**Given text:**
--------------------------------------------------

The Creative Sabbath (3)

Remember the sabbath day, to keep it holy. Exodus 20:8 NASB

Work and “Work” – “The biblical story of mankind begins with the command, ‘Be fruitful and multiply, fill the earth and subdue it.’ Work is more than labour. Biblical Hebrew has two words to express the difference: melakhah is work as creation, avodah is work as service or servitude. Melakhah is the arena in which we transform the world and thus become, in the striking rabbinic phrase, ‘partners with God in the work of creation.’ God, taught Rabbi Akiva in the second century, deliberately left the world unfinished so that it could be completed by the work of human beings. The creative God seeks creativity from mankind.”[1]

The commandment not to “work” on Shabbat employs the creative word, melakhah, not the laboring word, avodah. We have explored this before. (What to Do During What Not to Do) It’s particularly important to note that melakah (or melakhah) has the root malak, a word that means messenger, representative and even angel. This is someone who comes in the authority of another. In like manner, the creativity of both God and Man expresses the authority of the author, demonstrated in the final result. The cheesecake that my wife bakes is the representation of her creativity (and it is very good, by the way). It is melakah—creative expression of who she is. Washing the dishes is avodah, in her case, because it is simply the task necessary after the production of melakah. It is the ordinary, the routine, the “not who I really am” effort. But cooking is her art. She makes the world a better, and more righteous place with her talent and passion. This creativity is what she must set aside on Shabbat in honor of the ultimate Creator, the One who brought her to life so that she could contribute to completing the world.

--------------------------------------------------

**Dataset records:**
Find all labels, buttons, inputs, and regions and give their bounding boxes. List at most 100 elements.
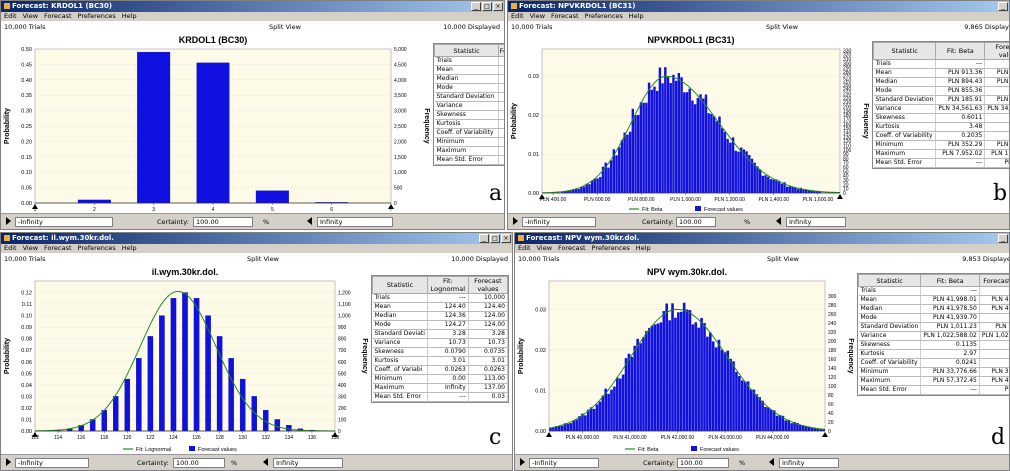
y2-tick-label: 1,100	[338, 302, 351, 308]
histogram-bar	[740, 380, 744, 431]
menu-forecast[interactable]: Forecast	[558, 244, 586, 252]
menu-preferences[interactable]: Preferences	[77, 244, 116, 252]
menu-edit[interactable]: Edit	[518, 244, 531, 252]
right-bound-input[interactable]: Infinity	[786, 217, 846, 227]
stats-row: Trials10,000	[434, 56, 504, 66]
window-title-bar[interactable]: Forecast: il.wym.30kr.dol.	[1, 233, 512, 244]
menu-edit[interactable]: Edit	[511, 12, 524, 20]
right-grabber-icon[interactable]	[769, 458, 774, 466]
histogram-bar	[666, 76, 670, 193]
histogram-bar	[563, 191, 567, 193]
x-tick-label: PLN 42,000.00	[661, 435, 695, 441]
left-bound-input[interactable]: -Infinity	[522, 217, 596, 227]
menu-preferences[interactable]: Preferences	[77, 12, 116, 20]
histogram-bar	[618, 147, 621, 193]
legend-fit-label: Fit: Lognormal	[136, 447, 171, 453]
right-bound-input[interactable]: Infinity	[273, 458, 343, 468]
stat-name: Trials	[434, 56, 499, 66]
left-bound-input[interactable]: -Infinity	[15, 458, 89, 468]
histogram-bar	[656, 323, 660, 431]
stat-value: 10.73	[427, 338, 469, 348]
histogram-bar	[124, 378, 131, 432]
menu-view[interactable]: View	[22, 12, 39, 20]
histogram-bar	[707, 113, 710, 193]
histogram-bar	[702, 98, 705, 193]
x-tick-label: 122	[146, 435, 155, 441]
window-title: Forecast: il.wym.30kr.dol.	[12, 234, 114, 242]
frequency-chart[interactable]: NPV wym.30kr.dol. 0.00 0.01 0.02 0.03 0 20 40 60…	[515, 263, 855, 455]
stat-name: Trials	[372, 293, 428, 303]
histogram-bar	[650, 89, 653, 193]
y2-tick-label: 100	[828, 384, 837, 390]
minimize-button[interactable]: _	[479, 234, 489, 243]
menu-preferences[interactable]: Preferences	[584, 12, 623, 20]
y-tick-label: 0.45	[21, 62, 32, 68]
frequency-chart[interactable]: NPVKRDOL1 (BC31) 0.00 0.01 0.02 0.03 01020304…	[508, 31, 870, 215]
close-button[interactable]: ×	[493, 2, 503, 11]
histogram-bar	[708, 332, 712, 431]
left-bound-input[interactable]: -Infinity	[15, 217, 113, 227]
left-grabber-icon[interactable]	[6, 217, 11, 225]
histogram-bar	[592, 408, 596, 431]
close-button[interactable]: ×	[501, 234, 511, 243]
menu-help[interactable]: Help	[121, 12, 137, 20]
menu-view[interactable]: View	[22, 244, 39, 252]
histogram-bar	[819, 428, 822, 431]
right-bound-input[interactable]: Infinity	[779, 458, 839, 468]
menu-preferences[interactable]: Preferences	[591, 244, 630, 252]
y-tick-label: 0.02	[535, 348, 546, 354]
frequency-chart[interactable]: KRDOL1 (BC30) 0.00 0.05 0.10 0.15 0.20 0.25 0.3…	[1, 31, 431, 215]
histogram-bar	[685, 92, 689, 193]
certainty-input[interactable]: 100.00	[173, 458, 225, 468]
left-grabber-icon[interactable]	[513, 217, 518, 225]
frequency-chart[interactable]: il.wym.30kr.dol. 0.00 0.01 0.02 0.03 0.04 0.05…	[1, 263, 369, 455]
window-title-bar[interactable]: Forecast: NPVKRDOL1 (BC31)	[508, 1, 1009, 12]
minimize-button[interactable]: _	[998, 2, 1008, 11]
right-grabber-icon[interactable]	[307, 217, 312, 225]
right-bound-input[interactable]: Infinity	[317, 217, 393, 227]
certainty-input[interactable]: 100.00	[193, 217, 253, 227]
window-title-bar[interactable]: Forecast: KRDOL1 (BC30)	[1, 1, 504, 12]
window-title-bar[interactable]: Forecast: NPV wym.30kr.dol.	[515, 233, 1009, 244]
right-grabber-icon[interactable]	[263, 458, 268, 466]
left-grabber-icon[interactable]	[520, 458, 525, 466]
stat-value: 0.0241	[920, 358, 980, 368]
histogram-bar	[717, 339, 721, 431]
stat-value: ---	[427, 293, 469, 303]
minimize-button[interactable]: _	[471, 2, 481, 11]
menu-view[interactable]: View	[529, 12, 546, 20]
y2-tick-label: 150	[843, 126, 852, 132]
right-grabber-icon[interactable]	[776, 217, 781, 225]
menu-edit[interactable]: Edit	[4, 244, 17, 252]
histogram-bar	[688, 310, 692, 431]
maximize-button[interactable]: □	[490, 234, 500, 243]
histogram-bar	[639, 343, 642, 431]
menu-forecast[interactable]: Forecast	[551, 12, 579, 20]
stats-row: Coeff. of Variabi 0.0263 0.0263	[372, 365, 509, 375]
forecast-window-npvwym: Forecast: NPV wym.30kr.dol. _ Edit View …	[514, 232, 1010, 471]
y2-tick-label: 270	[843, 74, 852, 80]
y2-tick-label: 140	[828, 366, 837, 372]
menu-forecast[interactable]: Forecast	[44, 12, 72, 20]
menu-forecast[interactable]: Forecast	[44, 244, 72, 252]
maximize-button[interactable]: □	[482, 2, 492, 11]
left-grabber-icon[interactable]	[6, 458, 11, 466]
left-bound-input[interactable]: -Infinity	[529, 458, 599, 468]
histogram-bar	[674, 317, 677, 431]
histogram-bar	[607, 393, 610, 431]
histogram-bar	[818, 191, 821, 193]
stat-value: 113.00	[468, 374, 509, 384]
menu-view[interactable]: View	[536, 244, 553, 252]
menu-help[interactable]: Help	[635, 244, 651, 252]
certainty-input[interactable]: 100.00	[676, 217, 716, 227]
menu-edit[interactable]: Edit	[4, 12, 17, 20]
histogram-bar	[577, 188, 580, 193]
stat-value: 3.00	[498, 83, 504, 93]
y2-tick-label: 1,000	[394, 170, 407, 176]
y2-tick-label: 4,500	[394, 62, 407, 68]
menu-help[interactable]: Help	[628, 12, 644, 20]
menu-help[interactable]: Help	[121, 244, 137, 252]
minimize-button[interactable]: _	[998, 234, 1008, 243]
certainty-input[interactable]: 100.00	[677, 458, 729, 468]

--------------------------------------------------

**Exercise aim:** Retype the full text on Sabbath creativity word for word. Work only from the text on Sabbath creativity and ignore the listing.

**Result:**
The Creative Sabbath (3)

Remember the sabbath day, to keep it holy. Exodus 20:8 NASB

Work and “Work” – “The biblical story of mankind begins with the command, ‘Be fruitful and multiply, fill the earth and subdue it.’ Work is more than labour. Biblical Hebrew has two words to express the difference: melakhah is work as creation, avodah is work as service or servitude. Melakhah is the arena in which we transform the world and thus become, in the striking rabbinic phrase, ‘partners with God in the work of creation.’ God, taught Rabbi Akiva in the second century, deliberately left the world unfinished so that it could be completed by the work of human beings. The creative God seeks creativity from mankind.”[1]

The commandment not to “work” on Shabbat employs the creative word, melakhah, not the laboring word, avodah. We have explored this before. (What to Do During What Not to Do) It’s particularly important to note that melakah (or melakhah) has the root malak, a word that means messenger, representative and even angel. This is someone who comes in the authority of another. In like manner, the creativity of both God and Man expresses the authority of the author, demonstrated in the final result. The cheesecake that my wife bakes is the representation of her creativity (and it is very good, by the way). It is melakah—creative expression of who she is. Washing the dishes is avodah, in her case, because it is simply the task necessary after the production of melakah. It is the ordinary, the routine, the “not who I really am” effort. But cooking is her art. She makes the world a better, and more righteous place with her talent and passion. This creativity is what she must set aside on Shabbat in honor of the ultimate Creator, the One who brought her to life so that she could contribute to completing the world.